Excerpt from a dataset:

───

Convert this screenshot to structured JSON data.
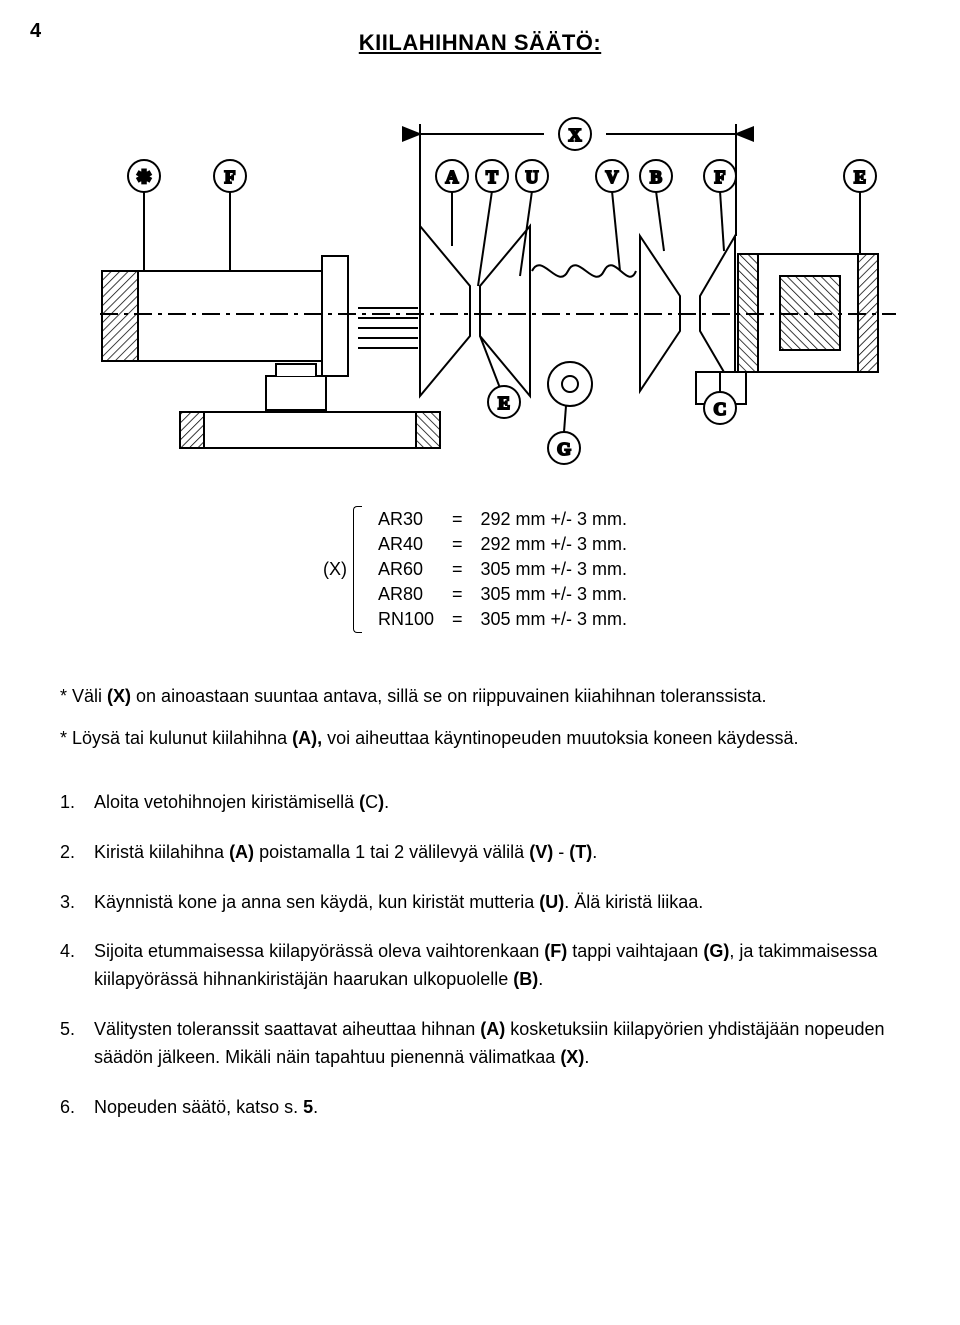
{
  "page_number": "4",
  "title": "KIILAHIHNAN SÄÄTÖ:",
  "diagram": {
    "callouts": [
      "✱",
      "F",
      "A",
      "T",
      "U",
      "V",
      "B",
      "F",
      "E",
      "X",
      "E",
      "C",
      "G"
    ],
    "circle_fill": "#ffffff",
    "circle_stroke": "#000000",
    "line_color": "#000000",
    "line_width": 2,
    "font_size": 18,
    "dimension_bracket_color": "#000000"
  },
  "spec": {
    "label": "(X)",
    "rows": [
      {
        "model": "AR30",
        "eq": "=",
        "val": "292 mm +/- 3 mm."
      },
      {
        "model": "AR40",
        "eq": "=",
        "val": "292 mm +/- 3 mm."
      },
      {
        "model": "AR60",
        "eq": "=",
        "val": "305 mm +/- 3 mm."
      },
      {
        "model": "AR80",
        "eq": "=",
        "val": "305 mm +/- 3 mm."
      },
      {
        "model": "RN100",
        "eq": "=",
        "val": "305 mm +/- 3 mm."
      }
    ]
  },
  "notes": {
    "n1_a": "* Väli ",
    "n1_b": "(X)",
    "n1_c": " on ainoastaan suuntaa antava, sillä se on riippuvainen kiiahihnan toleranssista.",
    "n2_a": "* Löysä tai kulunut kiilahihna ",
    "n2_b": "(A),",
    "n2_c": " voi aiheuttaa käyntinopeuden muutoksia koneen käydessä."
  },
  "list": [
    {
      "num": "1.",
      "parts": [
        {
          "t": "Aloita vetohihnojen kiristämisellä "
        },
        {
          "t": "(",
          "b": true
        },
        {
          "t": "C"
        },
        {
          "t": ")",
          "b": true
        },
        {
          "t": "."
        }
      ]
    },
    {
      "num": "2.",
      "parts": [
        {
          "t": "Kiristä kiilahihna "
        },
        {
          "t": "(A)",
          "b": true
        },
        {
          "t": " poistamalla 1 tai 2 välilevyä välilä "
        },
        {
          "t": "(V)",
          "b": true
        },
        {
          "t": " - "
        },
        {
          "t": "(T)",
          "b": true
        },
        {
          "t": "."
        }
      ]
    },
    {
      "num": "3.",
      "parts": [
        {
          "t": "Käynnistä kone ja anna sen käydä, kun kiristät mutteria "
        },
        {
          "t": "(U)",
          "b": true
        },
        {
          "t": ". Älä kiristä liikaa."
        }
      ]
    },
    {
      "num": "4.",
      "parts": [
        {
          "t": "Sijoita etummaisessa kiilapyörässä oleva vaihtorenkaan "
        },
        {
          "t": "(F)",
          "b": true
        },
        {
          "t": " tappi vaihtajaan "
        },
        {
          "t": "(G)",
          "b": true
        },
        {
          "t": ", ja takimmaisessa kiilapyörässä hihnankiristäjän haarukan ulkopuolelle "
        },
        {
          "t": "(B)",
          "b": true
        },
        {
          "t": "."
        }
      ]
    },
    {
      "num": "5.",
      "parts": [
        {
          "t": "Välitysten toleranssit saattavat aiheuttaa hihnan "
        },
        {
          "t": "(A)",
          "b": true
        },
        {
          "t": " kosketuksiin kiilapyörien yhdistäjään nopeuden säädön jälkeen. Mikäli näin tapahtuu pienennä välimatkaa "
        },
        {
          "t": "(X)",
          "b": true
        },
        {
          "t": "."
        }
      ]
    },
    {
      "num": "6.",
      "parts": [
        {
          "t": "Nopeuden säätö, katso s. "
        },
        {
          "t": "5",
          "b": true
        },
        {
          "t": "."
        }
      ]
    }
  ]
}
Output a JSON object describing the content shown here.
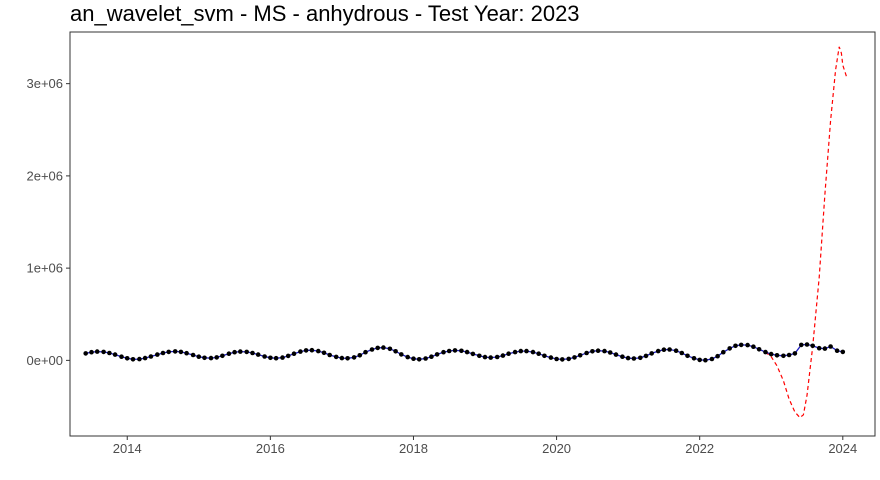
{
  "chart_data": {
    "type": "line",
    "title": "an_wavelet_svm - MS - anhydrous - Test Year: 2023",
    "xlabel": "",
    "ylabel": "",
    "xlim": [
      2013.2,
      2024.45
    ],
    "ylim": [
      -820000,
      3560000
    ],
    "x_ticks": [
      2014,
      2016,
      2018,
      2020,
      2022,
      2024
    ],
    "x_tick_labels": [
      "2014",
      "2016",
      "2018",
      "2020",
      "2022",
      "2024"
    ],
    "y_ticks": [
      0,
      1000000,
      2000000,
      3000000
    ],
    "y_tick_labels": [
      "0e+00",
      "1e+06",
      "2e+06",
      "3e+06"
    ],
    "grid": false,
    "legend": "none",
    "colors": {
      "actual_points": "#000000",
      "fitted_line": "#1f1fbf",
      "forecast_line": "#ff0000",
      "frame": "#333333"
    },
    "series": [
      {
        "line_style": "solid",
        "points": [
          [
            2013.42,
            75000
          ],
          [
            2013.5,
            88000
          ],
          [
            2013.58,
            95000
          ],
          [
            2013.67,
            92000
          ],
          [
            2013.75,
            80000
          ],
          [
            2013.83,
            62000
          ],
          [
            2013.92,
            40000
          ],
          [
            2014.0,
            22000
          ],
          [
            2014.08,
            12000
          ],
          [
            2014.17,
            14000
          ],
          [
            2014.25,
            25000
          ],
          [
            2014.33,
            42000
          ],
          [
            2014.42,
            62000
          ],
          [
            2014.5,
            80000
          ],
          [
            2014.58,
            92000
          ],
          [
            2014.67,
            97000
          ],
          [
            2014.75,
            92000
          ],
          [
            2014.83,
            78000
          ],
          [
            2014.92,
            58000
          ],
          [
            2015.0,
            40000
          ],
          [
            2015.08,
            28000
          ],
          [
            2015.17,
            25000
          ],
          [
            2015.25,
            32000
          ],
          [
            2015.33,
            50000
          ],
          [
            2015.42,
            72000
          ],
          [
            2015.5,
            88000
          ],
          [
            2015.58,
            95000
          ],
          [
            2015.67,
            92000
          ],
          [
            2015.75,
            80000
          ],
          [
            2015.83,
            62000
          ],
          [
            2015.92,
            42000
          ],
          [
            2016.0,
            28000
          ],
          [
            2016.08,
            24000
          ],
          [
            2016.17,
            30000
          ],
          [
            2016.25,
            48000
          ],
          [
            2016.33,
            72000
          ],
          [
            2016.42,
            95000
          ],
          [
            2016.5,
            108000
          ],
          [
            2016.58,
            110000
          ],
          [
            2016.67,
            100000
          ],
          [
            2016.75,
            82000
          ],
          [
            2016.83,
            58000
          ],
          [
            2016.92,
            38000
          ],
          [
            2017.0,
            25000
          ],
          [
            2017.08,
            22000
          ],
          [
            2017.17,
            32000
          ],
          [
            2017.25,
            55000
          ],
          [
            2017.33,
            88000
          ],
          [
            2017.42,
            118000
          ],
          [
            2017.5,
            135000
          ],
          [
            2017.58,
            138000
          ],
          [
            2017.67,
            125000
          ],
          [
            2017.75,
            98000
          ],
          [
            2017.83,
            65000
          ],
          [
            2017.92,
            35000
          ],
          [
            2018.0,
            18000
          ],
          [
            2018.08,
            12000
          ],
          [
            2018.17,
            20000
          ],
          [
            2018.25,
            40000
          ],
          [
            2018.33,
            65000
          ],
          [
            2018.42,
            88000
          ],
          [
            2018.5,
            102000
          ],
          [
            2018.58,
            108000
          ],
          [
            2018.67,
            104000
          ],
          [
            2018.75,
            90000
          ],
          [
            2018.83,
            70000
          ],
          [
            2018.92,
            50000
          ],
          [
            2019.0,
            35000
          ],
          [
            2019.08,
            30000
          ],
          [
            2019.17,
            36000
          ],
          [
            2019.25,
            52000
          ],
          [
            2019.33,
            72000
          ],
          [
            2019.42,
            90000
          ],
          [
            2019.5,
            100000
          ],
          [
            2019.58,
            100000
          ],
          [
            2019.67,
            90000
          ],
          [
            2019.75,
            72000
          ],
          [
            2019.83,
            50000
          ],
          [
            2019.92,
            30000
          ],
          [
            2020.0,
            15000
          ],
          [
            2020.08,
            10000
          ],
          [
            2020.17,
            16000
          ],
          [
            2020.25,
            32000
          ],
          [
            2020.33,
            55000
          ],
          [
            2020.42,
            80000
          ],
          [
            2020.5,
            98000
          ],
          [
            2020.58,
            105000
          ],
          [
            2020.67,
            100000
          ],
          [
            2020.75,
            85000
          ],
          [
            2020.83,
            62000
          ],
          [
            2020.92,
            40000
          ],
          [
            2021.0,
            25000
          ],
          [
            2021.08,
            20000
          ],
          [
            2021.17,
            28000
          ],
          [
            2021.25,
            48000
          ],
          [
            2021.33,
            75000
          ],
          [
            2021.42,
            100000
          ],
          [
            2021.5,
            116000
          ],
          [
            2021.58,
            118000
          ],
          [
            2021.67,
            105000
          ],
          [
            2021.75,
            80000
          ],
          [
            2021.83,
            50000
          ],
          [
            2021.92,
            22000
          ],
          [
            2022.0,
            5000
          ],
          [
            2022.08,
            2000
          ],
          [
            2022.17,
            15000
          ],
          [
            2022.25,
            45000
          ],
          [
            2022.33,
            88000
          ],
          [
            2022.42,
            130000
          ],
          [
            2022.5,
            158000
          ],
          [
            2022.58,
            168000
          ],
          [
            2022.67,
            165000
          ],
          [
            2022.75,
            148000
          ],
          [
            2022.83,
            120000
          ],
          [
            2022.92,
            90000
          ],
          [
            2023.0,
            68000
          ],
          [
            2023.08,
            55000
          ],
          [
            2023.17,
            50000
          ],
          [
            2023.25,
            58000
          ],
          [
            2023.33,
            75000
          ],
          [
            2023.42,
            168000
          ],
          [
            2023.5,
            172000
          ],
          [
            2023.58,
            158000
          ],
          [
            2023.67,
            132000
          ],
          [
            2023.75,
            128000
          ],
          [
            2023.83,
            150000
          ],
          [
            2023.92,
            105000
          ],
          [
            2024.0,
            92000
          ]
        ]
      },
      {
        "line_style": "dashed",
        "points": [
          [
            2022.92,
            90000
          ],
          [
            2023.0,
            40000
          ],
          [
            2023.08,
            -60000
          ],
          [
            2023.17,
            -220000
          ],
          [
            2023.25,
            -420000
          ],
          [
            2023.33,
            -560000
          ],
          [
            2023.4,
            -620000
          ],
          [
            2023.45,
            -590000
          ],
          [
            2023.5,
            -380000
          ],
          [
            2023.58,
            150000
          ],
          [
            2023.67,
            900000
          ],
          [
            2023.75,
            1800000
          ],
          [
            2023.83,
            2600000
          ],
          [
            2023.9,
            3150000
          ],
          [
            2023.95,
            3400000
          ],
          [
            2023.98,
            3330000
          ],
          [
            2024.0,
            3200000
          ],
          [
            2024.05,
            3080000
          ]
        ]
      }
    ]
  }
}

───

_Prompt:_ Return all the lines that contain the string "kiilapyörässä".

_Answer to this task:_
          "t": "Sijoita etummaisessa kiilapyörässä oleva vaihtorenkaan "
          "t": ", ja takimmaisessa kiilapyörässä hihnankiristäjän haarukan ulkopuolelle "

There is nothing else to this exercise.